Exercise
Each line below with the word "Immunophenotype" needs to be copied.

Records to use
• • • •

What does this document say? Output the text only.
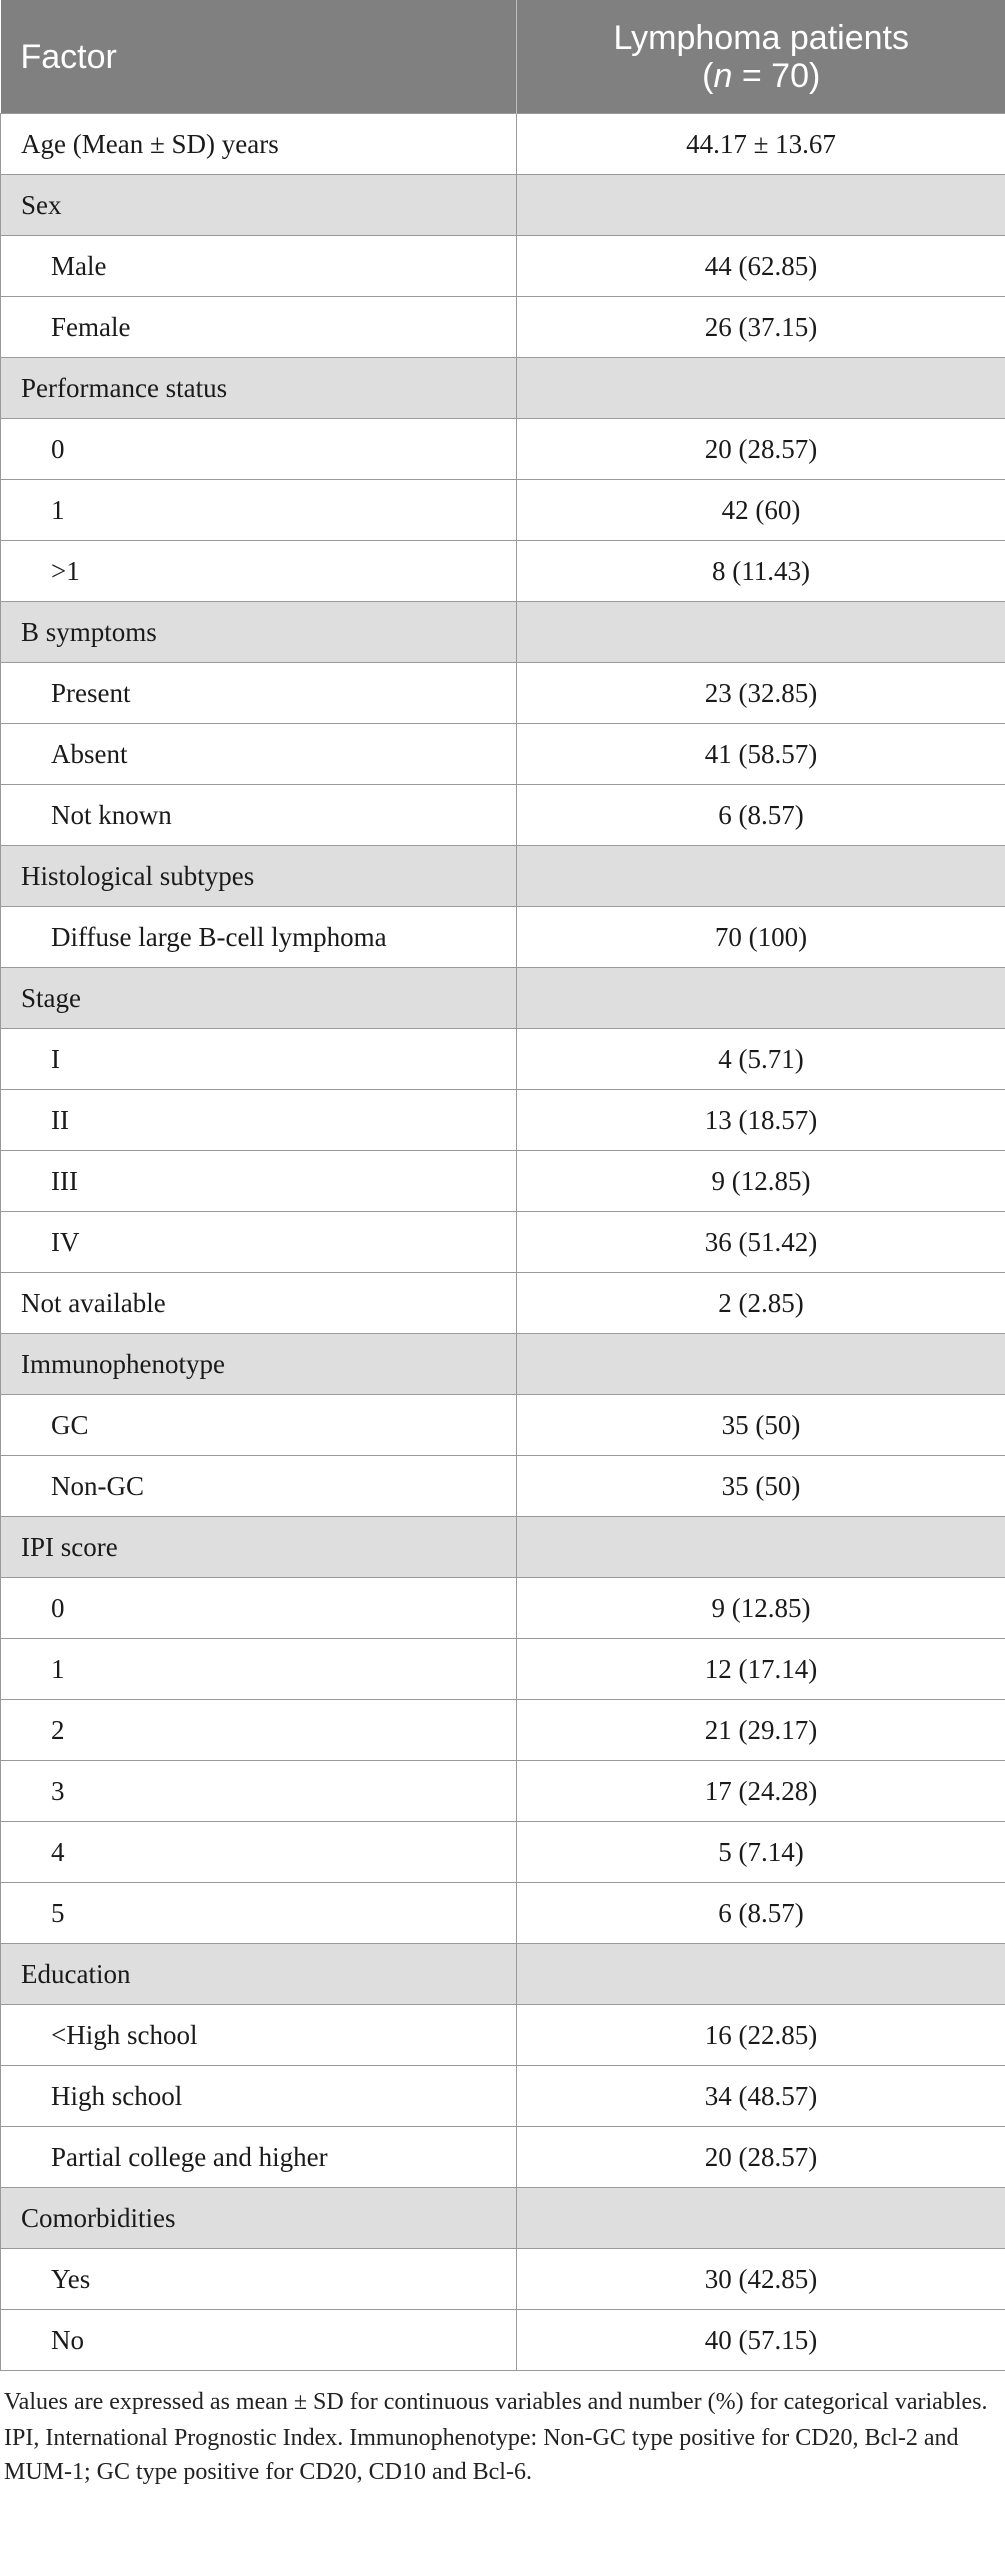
Factor	Lymphoma patients
(n = 70)
Age (Mean ± SD) years	44.17 ± 13.67
Sex	
Male	44 (62.85)
Female	26 (37.15)
Performance status	
0	20 (28.57)
1	42 (60)
>1	8 (11.43)
B symptoms	
Present	23 (32.85)
Absent	41 (58.57)
Not known	6 (8.57)
Histological subtypes	
Diffuse large B-cell lymphoma	70 (100)
Stage	
I	4 (5.71)
II	13 (18.57)
III	9 (12.85)
IV	36 (51.42)
Not available	2 (2.85)
Immunophenotype	
GC	35 (50)
Non-GC	35 (50)
IPI score	
0	9 (12.85)
1	12 (17.14)
2	21 (29.17)
3	17 (24.28)
4	5 (7.14)
5	6 (8.57)
Education	
<High school	16 (22.85)
High school	34 (48.57)
Partial college and higher	20 (28.57)
Comorbidities	
Yes	30 (42.85)
No	40 (57.15)

Values are expressed as mean ± SD for continuous variables and number (%) for categorical variables.

IPI, International Prognostic Index. Immunophenotype: Non-GC type positive for CD20, Bcl-2 and MUM-1; GC type positive for CD20, CD10 and Bcl-6.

• • • •

Reply
Immunophenotype	
IPI, International Prognostic Index. Immunophenotype: Non-GC type positive for CD20, Bcl-2 and MUM-1; GC type positive for CD20, CD10 and Bcl-6.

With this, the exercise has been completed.